WHAT IS REQUIRED
From the listing, collect all lines containing the word "Taiwan".

PROVIDED INFORMATION
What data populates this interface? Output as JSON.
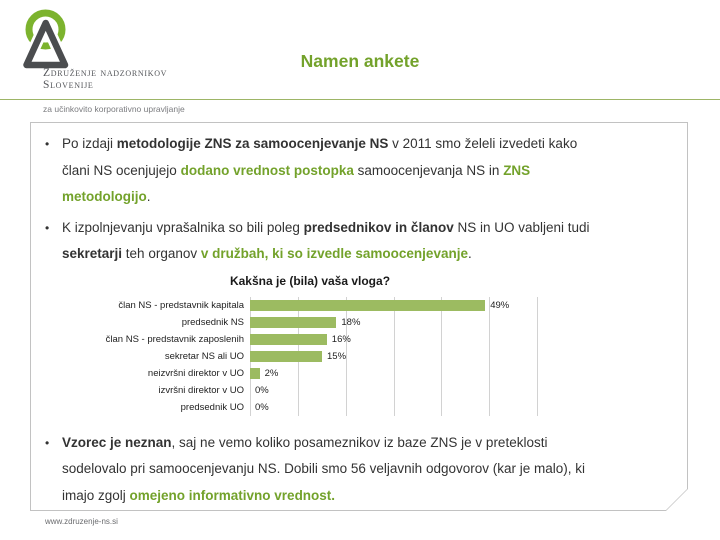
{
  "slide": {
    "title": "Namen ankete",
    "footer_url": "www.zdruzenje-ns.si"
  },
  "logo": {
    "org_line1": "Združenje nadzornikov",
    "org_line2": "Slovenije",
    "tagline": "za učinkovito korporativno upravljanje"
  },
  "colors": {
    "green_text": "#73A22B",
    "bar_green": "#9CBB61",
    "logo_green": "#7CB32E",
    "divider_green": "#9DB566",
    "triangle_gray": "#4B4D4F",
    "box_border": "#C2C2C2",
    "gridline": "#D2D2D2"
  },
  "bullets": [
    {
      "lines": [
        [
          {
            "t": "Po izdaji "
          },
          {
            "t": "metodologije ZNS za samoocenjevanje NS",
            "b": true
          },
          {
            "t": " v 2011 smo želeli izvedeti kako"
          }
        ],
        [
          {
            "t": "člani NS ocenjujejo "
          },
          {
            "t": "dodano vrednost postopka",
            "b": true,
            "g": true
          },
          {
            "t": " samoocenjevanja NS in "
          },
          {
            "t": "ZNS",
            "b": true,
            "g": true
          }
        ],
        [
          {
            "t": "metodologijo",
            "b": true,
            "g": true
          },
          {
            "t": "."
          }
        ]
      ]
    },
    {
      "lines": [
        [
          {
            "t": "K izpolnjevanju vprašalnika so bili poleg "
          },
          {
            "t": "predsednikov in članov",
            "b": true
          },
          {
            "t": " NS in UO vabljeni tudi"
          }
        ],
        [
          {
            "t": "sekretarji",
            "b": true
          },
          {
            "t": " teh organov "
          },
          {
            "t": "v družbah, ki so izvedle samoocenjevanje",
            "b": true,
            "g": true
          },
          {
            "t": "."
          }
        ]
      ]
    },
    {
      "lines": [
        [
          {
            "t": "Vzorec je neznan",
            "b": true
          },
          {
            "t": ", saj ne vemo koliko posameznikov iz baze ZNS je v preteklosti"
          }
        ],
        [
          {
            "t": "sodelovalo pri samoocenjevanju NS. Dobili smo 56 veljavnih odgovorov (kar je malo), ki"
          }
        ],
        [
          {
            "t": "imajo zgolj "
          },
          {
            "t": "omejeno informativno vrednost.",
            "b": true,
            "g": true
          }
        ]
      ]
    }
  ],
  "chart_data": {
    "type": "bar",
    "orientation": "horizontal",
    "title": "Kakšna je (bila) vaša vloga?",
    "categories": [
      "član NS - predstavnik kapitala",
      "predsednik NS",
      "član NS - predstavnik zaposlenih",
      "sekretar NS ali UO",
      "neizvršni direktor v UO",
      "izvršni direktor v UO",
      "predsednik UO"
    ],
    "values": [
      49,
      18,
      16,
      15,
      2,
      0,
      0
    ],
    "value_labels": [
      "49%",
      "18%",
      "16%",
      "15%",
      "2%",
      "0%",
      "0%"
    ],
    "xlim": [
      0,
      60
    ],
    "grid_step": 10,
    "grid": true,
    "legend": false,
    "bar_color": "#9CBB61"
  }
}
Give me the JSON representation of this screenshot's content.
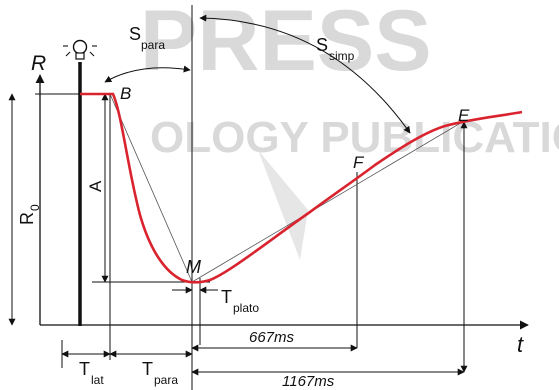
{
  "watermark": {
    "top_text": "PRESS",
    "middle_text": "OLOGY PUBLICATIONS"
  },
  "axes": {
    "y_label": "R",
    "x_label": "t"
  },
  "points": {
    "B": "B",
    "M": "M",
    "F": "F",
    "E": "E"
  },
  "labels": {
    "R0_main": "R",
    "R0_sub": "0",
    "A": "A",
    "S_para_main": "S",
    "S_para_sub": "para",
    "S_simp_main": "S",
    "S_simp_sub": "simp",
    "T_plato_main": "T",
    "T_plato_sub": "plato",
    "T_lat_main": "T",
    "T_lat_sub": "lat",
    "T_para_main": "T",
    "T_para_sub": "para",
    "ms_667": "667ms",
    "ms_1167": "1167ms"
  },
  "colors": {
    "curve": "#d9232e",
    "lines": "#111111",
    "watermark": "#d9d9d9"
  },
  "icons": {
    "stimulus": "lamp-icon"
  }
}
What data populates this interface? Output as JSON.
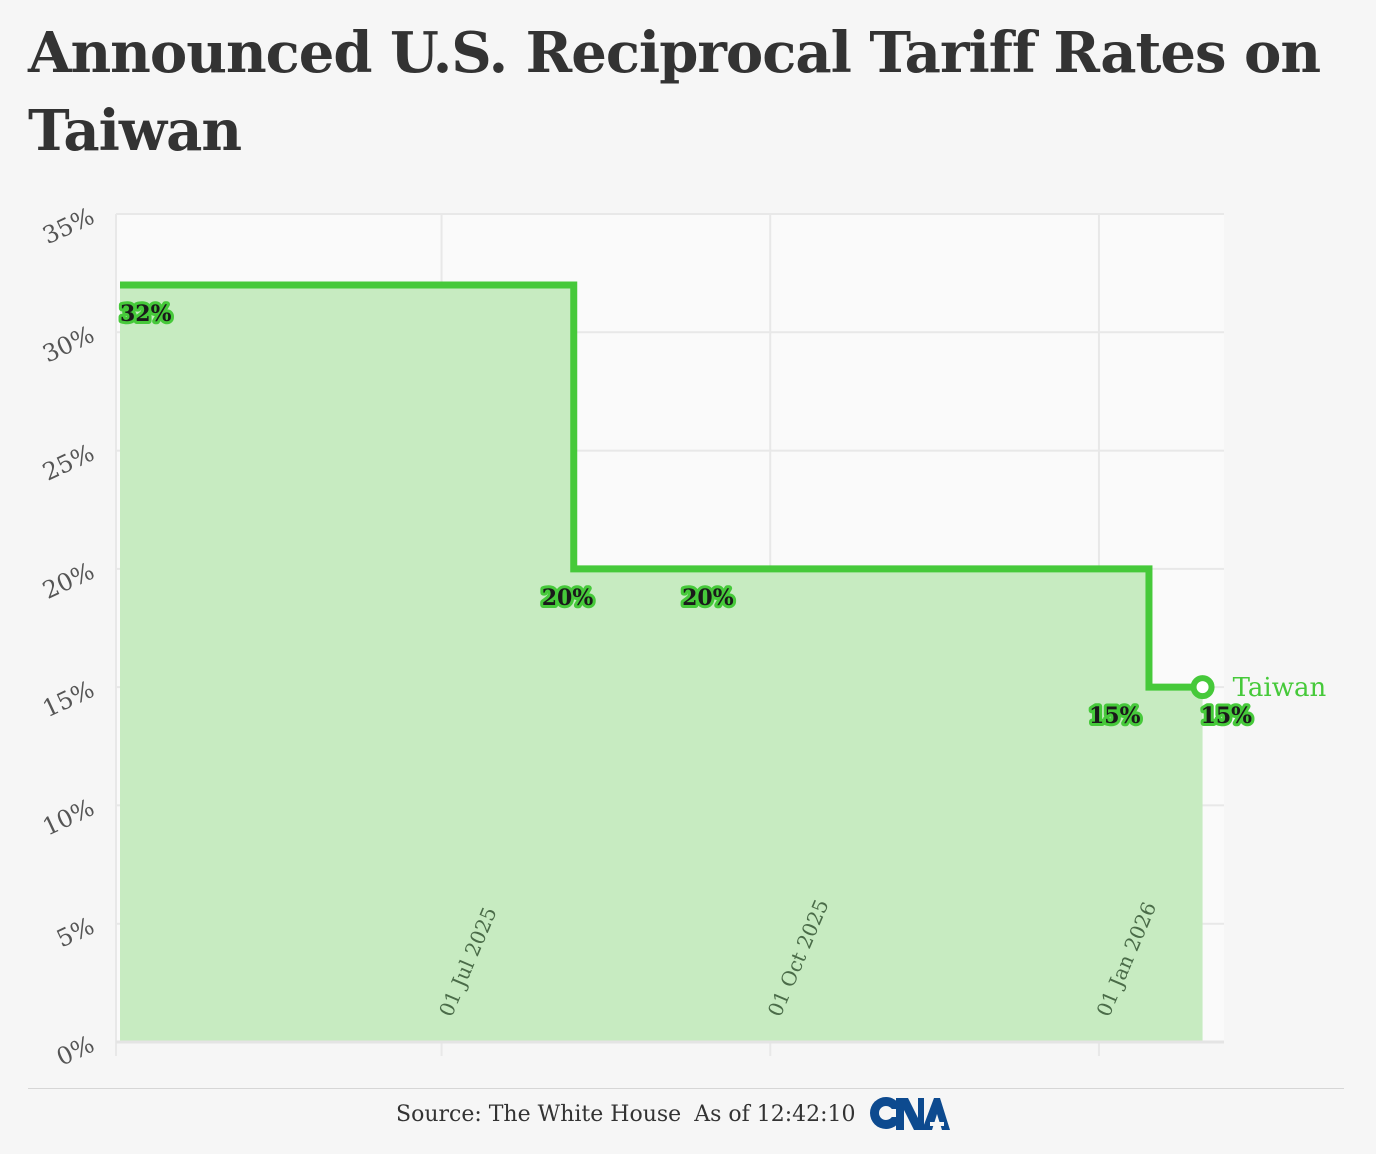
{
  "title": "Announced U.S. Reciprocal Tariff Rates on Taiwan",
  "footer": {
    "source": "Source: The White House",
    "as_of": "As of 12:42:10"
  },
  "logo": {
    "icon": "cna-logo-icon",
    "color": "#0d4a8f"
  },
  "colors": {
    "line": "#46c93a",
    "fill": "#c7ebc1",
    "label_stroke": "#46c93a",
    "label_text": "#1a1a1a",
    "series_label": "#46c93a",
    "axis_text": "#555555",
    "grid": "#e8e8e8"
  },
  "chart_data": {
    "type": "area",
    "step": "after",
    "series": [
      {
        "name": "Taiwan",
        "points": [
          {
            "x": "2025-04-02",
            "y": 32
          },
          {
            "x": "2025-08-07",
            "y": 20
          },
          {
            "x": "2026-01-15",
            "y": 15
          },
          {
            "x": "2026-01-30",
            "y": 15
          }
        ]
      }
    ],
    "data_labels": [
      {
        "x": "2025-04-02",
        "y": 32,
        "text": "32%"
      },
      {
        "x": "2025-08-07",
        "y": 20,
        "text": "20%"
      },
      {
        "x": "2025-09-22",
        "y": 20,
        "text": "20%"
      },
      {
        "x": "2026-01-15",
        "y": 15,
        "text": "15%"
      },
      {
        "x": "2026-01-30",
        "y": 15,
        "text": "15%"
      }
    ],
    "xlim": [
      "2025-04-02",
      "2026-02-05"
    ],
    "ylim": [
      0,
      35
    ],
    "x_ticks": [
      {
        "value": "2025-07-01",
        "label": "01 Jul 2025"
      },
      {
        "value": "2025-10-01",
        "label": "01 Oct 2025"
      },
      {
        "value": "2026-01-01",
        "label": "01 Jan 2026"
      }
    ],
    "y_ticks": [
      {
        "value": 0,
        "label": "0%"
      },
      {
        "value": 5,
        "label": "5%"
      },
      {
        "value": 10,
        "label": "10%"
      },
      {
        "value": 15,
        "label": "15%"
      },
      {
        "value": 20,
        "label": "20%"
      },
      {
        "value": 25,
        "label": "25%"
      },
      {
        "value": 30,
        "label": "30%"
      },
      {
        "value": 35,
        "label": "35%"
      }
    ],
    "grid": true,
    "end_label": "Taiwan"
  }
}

COMPLETED TASK
  "title": "Announced U.S. Reciprocal Tariff Rates on Taiwan",
        "name": "Taiwan",
    "end_label": "Taiwan"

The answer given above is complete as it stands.